§ **INSTRUCTIONS FOR THE TASK**:
Repeat all entries exactly.

§ **STORED ROWS**:
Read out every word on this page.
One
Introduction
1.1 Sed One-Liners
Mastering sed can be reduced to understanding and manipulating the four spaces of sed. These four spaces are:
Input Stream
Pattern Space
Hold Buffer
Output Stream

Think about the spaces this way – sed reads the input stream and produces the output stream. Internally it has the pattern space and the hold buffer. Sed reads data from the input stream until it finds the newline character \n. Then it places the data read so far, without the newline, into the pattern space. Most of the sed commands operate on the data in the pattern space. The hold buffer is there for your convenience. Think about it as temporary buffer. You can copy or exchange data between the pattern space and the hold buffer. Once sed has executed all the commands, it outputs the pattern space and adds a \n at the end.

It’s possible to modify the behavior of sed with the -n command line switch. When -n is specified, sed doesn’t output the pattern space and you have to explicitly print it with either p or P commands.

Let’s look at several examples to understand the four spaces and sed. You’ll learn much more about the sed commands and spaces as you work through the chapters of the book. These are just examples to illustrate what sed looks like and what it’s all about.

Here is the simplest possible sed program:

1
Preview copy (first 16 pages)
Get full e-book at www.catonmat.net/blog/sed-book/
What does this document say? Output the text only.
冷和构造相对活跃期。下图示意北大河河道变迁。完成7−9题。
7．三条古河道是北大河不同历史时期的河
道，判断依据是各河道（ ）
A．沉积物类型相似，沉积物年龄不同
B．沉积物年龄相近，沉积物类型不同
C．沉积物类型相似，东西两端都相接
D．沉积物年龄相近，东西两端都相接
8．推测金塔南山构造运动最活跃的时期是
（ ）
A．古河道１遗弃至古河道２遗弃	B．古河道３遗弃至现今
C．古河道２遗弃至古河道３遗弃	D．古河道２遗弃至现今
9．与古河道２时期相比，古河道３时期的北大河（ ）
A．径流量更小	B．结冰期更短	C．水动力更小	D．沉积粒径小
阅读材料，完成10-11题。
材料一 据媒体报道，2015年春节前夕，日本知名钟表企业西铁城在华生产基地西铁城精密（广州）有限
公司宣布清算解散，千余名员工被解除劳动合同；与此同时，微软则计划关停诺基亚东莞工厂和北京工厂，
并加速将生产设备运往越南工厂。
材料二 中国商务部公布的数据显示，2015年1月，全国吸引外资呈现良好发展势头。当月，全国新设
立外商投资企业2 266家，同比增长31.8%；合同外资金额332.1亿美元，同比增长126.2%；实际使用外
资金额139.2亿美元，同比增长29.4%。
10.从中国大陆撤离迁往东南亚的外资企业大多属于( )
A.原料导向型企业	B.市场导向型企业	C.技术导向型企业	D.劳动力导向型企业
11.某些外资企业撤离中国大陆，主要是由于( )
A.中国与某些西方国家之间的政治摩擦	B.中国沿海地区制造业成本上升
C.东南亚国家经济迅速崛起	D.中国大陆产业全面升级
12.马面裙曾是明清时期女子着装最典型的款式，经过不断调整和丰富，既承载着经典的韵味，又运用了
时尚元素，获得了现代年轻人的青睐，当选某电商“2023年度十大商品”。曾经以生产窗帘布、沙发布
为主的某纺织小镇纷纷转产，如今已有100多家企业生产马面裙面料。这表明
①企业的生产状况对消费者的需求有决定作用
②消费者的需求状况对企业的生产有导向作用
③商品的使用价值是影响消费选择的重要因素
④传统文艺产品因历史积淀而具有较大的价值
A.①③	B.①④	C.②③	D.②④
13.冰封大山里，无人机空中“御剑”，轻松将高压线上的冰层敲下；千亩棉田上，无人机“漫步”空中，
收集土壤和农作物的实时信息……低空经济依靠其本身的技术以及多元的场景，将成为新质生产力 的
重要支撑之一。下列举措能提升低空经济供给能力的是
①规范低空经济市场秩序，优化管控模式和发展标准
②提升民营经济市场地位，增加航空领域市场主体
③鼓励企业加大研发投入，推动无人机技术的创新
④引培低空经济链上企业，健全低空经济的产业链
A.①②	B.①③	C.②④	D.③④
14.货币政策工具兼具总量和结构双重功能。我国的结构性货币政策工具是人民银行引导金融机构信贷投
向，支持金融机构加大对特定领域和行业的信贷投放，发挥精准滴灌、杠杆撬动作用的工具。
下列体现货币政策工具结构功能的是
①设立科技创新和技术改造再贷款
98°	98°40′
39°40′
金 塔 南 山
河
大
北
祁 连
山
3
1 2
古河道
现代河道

§ **REPLY**:
Read out every word on this page.
One
Introduction
1.1 Sed One-Liners
Mastering sed can be reduced to understanding and manipulating the four spaces of sed. These four spaces are:
Input Stream
Pattern Space
Hold Buffer
Output Stream

Think about the spaces this way – sed reads the input stream and produces the output stream. Internally it has the pattern space and the hold buffer. Sed reads data from the input stream until it finds the newline character \n. Then it places the data read so far, without the newline, into the pattern space. Most of the sed commands operate on the data in the pattern space. The hold buffer is there for your convenience. Think about it as temporary buffer. You can copy or exchange data between the pattern space and the hold buffer. Once sed has executed all the commands, it outputs the pattern space and adds a \n at the end.

It’s possible to modify the behavior of sed with the -n command line switch. When -n is specified, sed doesn’t output the pattern space and you have to explicitly print it with either p or P commands.

Let’s look at several examples to understand the four spaces and sed. You’ll learn much more about the sed commands and spaces as you work through the chapters of the book. These are just examples to illustrate what sed looks like and what it’s all about.

Here is the simplest possible sed program:

1
Preview copy (first 16 pages)
Get full e-book at www.catonmat.net/blog/sed-book/
What does this document say? Output the text only.
冷和构造相对活跃期。下图示意北大河河道变迁。完成7−9题。
7．三条古河道是北大河不同历史时期的河
道，判断依据是各河道（ ）
A．沉积物类型相似，沉积物年龄不同
B．沉积物年龄相近，沉积物类型不同
C．沉积物类型相似，东西两端都相接
D．沉积物年龄相近，东西两端都相接
8．推测金塔南山构造运动最活跃的时期是
（ ）
A．古河道１遗弃至古河道２遗弃	B．古河道３遗弃至现今
C．古河道２遗弃至古河道３遗弃	D．古河道２遗弃至现今
9．与古河道２时期相比，古河道３时期的北大河（ ）
A．径流量更小	B．结冰期更短	C．水动力更小	D．沉积粒径小
阅读材料，完成10-11题。
材料一 据媒体报道，2015年春节前夕，日本知名钟表企业西铁城在华生产基地西铁城精密（广州）有限
公司宣布清算解散，千余名员工被解除劳动合同；与此同时，微软则计划关停诺基亚东莞工厂和北京工厂，
并加速将生产设备运往越南工厂。
材料二 中国商务部公布的数据显示，2015年1月，全国吸引外资呈现良好发展势头。当月，全国新设
立外商投资企业2 266家，同比增长31.8%；合同外资金额332.1亿美元，同比增长126.2%；实际使用外
资金额139.2亿美元，同比增长29.4%。
10.从中国大陆撤离迁往东南亚的外资企业大多属于( )
A.原料导向型企业	B.市场导向型企业	C.技术导向型企业	D.劳动力导向型企业
11.某些外资企业撤离中国大陆，主要是由于( )
A.中国与某些西方国家之间的政治摩擦	B.中国沿海地区制造业成本上升
C.东南亚国家经济迅速崛起	D.中国大陆产业全面升级
12.马面裙曾是明清时期女子着装最典型的款式，经过不断调整和丰富，既承载着经典的韵味，又运用了
时尚元素，获得了现代年轻人的青睐，当选某电商“2023年度十大商品”。曾经以生产窗帘布、沙发布
为主的某纺织小镇纷纷转产，如今已有100多家企业生产马面裙面料。这表明
①企业的生产状况对消费者的需求有决定作用
②消费者的需求状况对企业的生产有导向作用
③商品的使用价值是影响消费选择的重要因素
④传统文艺产品因历史积淀而具有较大的价值
A.①③	B.①④	C.②③	D.②④
13.冰封大山里，无人机空中“御剑”，轻松将高压线上的冰层敲下；千亩棉田上，无人机“漫步”空中，
收集土壤和农作物的实时信息……低空经济依靠其本身的技术以及多元的场景，将成为新质生产力 的
重要支撑之一。下列举措能提升低空经济供给能力的是
①规范低空经济市场秩序，优化管控模式和发展标准
②提升民营经济市场地位，增加航空领域市场主体
③鼓励企业加大研发投入，推动无人机技术的创新
④引培低空经济链上企业，健全低空经济的产业链
A.①②	B.①③	C.②④	D.③④
14.货币政策工具兼具总量和结构双重功能。我国的结构性货币政策工具是人民银行引导金融机构信贷投
向，支持金融机构加大对特定领域和行业的信贷投放，发挥精准滴灌、杠杆撬动作用的工具。
下列体现货币政策工具结构功能的是
①设立科技创新和技术改造再贷款
98°	98°40′
39°40′
金 塔 南 山
河
大
北
祁 连
山
3
1 2
古河道
现代河道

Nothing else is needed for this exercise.